---- Records supplied
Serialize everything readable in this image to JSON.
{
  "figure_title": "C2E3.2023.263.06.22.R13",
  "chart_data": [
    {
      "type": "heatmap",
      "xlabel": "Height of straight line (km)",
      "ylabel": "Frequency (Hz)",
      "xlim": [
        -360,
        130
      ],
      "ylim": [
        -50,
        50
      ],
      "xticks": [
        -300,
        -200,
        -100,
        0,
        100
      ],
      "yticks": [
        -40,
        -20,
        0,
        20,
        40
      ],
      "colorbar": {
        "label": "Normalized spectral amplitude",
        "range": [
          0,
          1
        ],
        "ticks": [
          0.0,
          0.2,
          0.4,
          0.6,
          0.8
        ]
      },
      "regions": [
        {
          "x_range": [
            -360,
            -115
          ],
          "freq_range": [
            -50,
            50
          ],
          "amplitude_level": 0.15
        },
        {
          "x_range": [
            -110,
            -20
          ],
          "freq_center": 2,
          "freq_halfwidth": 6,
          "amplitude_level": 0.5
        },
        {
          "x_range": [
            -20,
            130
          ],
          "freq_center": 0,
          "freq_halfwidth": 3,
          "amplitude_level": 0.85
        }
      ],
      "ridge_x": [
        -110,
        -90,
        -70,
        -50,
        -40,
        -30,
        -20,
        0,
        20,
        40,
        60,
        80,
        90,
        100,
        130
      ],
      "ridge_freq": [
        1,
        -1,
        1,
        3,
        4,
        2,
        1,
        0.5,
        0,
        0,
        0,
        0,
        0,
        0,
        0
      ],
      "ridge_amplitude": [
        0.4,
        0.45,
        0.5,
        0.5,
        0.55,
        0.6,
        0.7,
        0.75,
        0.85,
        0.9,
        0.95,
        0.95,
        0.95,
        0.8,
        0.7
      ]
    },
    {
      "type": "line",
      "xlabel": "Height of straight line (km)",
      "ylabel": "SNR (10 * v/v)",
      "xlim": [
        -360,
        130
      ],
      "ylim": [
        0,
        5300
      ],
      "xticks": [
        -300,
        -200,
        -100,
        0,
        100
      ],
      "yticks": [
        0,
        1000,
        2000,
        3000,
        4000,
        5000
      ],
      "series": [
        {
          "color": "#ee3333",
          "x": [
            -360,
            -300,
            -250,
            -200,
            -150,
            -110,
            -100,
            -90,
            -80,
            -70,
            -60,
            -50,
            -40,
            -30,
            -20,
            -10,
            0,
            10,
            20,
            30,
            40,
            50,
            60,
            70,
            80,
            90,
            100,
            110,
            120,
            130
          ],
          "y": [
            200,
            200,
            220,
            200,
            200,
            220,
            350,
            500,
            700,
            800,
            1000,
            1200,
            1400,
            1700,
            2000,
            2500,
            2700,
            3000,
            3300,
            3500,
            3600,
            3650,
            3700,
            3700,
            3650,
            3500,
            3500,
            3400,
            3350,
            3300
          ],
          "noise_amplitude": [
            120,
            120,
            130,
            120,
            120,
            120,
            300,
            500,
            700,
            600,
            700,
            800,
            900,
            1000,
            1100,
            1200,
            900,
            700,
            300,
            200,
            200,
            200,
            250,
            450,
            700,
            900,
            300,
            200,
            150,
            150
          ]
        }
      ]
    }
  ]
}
--------
Objective → Retype the material in full. Each word must match.

Response →
Serialize everything readable in this image to JSON.
{
  "figure_title": "C2E3.2023.263.06.22.R13",
  "chart_data": [
    {
      "type": "heatmap",
      "xlabel": "Height of straight line (km)",
      "ylabel": "Frequency (Hz)",
      "xlim": [
        -360,
        130
      ],
      "ylim": [
        -50,
        50
      ],
      "xticks": [
        -300,
        -200,
        -100,
        0,
        100
      ],
      "yticks": [
        -40,
        -20,
        0,
        20,
        40
      ],
      "colorbar": {
        "label": "Normalized spectral amplitude",
        "range": [
          0,
          1
        ],
        "ticks": [
          0.0,
          0.2,
          0.4,
          0.6,
          0.8
        ]
      },
      "regions": [
        {
          "x_range": [
            -360,
            -115
          ],
          "freq_range": [
            -50,
            50
          ],
          "amplitude_level": 0.15
        },
        {
          "x_range": [
            -110,
            -20
          ],
          "freq_center": 2,
          "freq_halfwidth": 6,
          "amplitude_level": 0.5
        },
        {
          "x_range": [
            -20,
            130
          ],
          "freq_center": 0,
          "freq_halfwidth": 3,
          "amplitude_level": 0.85
        }
      ],
      "ridge_x": [
        -110,
        -90,
        -70,
        -50,
        -40,
        -30,
        -20,
        0,
        20,
        40,
        60,
        80,
        90,
        100,
        130
      ],
      "ridge_freq": [
        1,
        -1,
        1,
        3,
        4,
        2,
        1,
        0.5,
        0,
        0,
        0,
        0,
        0,
        0,
        0
      ],
      "ridge_amplitude": [
        0.4,
        0.45,
        0.5,
        0.5,
        0.55,
        0.6,
        0.7,
        0.75,
        0.85,
        0.9,
        0.95,
        0.95,
        0.95,
        0.8,
        0.7
      ]
    },
    {
      "type": "line",
      "xlabel": "Height of straight line (km)",
      "ylabel": "SNR (10 * v/v)",
      "xlim": [
        -360,
        130
      ],
      "ylim": [
        0,
        5300
      ],
      "xticks": [
        -300,
        -200,
        -100,
        0,
        100
      ],
      "yticks": [
        0,
        1000,
        2000,
        3000,
        4000,
        5000
      ],
      "series": [
        {
          "color": "#ee3333",
          "x": [
            -360,
            -300,
            -250,
            -200,
            -150,
            -110,
            -100,
            -90,
            -80,
            -70,
            -60,
            -50,
            -40,
            -30,
            -20,
            -10,
            0,
            10,
            20,
            30,
            40,
            50,
            60,
            70,
            80,
            90,
            100,
            110,
            120,
            130
          ],
          "y": [
            200,
            200,
            220,
            200,
            200,
            220,
            350,
            500,
            700,
            800,
            1000,
            1200,
            1400,
            1700,
            2000,
            2500,
            2700,
            3000,
            3300,
            3500,
            3600,
            3650,
            3700,
            3700,
            3650,
            3500,
            3500,
            3400,
            3350,
            3300
          ],
          "noise_amplitude": [
            120,
            120,
            130,
            120,
            120,
            120,
            300,
            500,
            700,
            600,
            700,
            800,
            900,
            1000,
            1100,
            1200,
            900,
            700,
            300,
            200,
            200,
            200,
            250,
            450,
            700,
            900,
            300,
            200,
            150,
            150
          ]
        }
      ]
    }
  ]
}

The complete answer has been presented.